*EXERCISE REQUIREMENTS*. In how many lines of the data does the word "icon" appear? Give the number by itself.

>> START

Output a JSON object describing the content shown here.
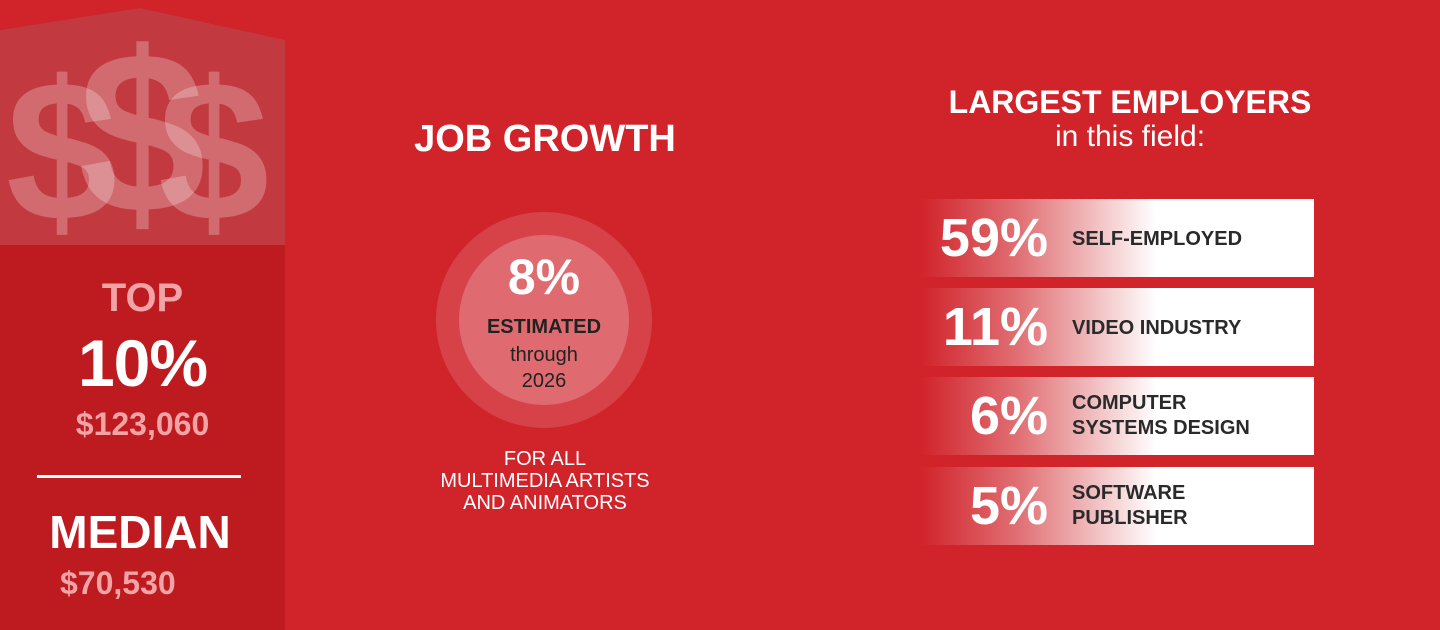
{
  "salary": {
    "icon": "dollar-signs-icon",
    "top_label": "TOP",
    "top_value": "10%",
    "top_salary": "$123,060",
    "median_label": "MEDIAN",
    "median_salary": "$70,530"
  },
  "job_growth": {
    "title": "JOB GROWTH",
    "percent": "8%",
    "estimated": "ESTIMATED",
    "through": "through",
    "year": "2026",
    "note_lines": [
      "FOR ALL",
      "MULTIMEDIA ARTISTS",
      "AND ANIMATORS"
    ]
  },
  "employers": {
    "title": "LARGEST EMPLOYERS",
    "subtitle": "in this field:",
    "items": [
      {
        "percent": "59%",
        "label_lines": [
          "SELF-EMPLOYED"
        ]
      },
      {
        "percent": "11%",
        "label_lines": [
          "VIDEO INDUSTRY"
        ]
      },
      {
        "percent": "6%",
        "label_lines": [
          "COMPUTER",
          "SYSTEMS DESIGN"
        ]
      },
      {
        "percent": "5%",
        "label_lines": [
          "SOFTWARE",
          "PUBLISHER"
        ]
      }
    ]
  },
  "colors": {
    "background": "#d0232a",
    "panel": "#bd1b20",
    "panel_top": "#c4474b",
    "accent_pink": "#f2a3a6"
  }
}
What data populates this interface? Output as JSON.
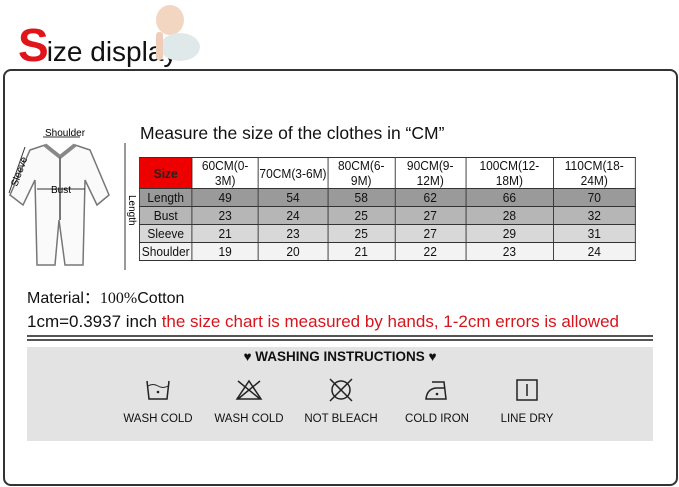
{
  "header": {
    "title_first": "S",
    "title_rest": "ize display"
  },
  "measure_title": "Measure the size of the clothes in “CM”",
  "diagram": {
    "shoulder": "Shoulder",
    "sleeve": "Sleeve",
    "bust": "Bust",
    "length": "Length"
  },
  "table": {
    "headers": [
      "Size",
      "60CM(0-3M)",
      "70CM(3-6M)",
      "80CM(6-9M)",
      "90CM(9-12M)",
      "100CM(12-18M)",
      "110CM(18-24M)"
    ],
    "rows": [
      [
        "Length",
        "49",
        "54",
        "58",
        "62",
        "66",
        "70"
      ],
      [
        "Bust",
        "23",
        "24",
        "25",
        "27",
        "28",
        "32"
      ],
      [
        "Sleeve",
        "21",
        "23",
        "25",
        "27",
        "29",
        "31"
      ],
      [
        "Shoulder",
        "19",
        "20",
        "21",
        "22",
        "23",
        "24"
      ]
    ]
  },
  "material": {
    "label": "Material：",
    "value": "100%",
    "rest": "Cotton"
  },
  "conversion": {
    "black": "1cm=0.3937 inch",
    "red": "the size chart is measured by hands, 1-2cm errors is allowed"
  },
  "washing": {
    "title": "♥  WASHING INSTRUCTIONS  ♥",
    "items": [
      {
        "icon": "wash-cold-icon",
        "label": "WASH COLD"
      },
      {
        "icon": "no-tumble-icon",
        "label": "WASH COLD"
      },
      {
        "icon": "not-bleach-icon",
        "label": "NOT BLEACH"
      },
      {
        "icon": "cold-iron-icon",
        "label": "COLD IRON"
      },
      {
        "icon": "line-dry-icon",
        "label": "LINE DRY"
      }
    ]
  },
  "colors": {
    "accent": "#e0141b"
  }
}
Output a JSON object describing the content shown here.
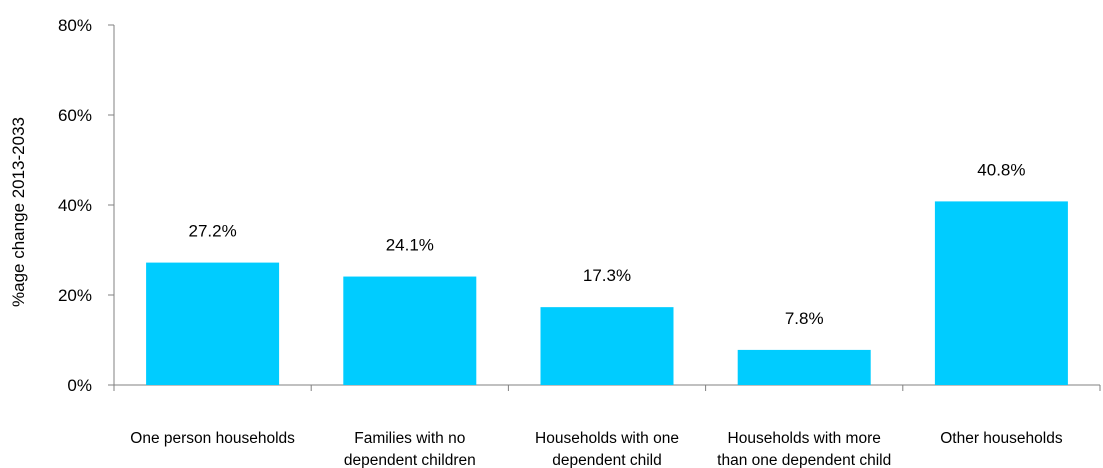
{
  "chart_data": {
    "type": "bar",
    "title": "",
    "xlabel": "",
    "ylabel": "%age change 2013-2033",
    "ylim": [
      0,
      80
    ],
    "yticks": [
      0,
      20,
      40,
      60,
      80
    ],
    "ytick_suffix": "%",
    "grid": false,
    "categories": [
      [
        "One person households"
      ],
      [
        "Families with no",
        "dependent children"
      ],
      [
        "Households with one",
        "dependent child"
      ],
      [
        "Households with more",
        "than one dependent child"
      ],
      [
        "Other households"
      ]
    ],
    "values": [
      27.2,
      24.1,
      17.3,
      7.8,
      40.8
    ],
    "data_labels": [
      "27.2%",
      "24.1%",
      "17.3%",
      "7.8%",
      "40.8%"
    ],
    "bar_color": "#00CCFF",
    "axis_color": "#808080"
  }
}
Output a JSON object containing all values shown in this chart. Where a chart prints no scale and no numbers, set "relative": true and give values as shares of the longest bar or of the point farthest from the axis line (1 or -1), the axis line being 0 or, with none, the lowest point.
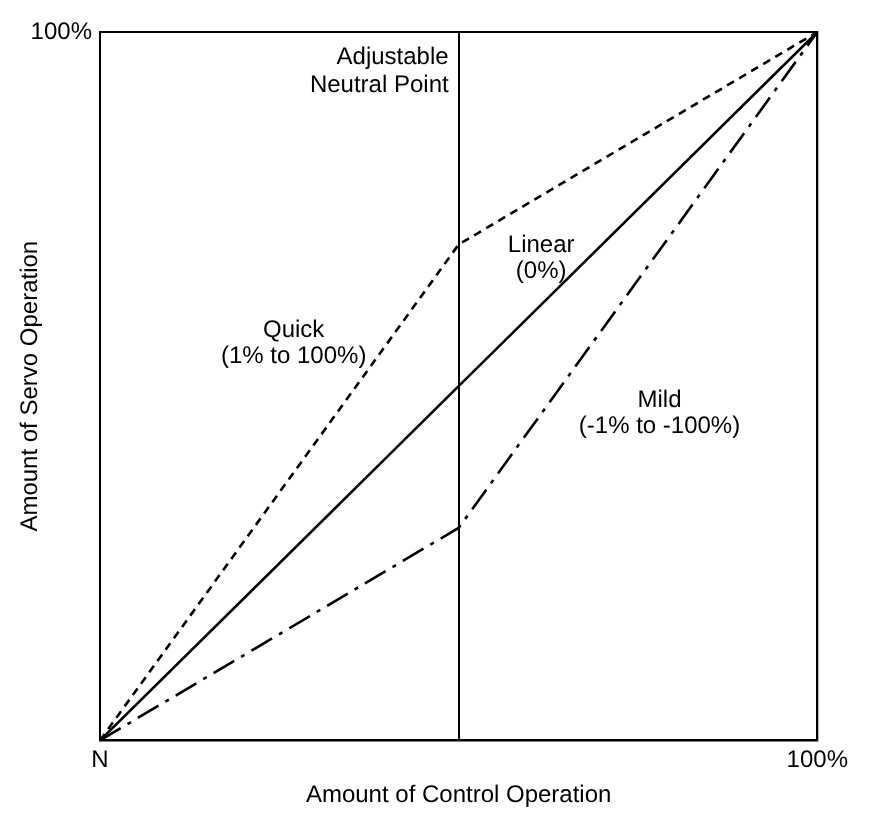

>> END

*RESULT*. 6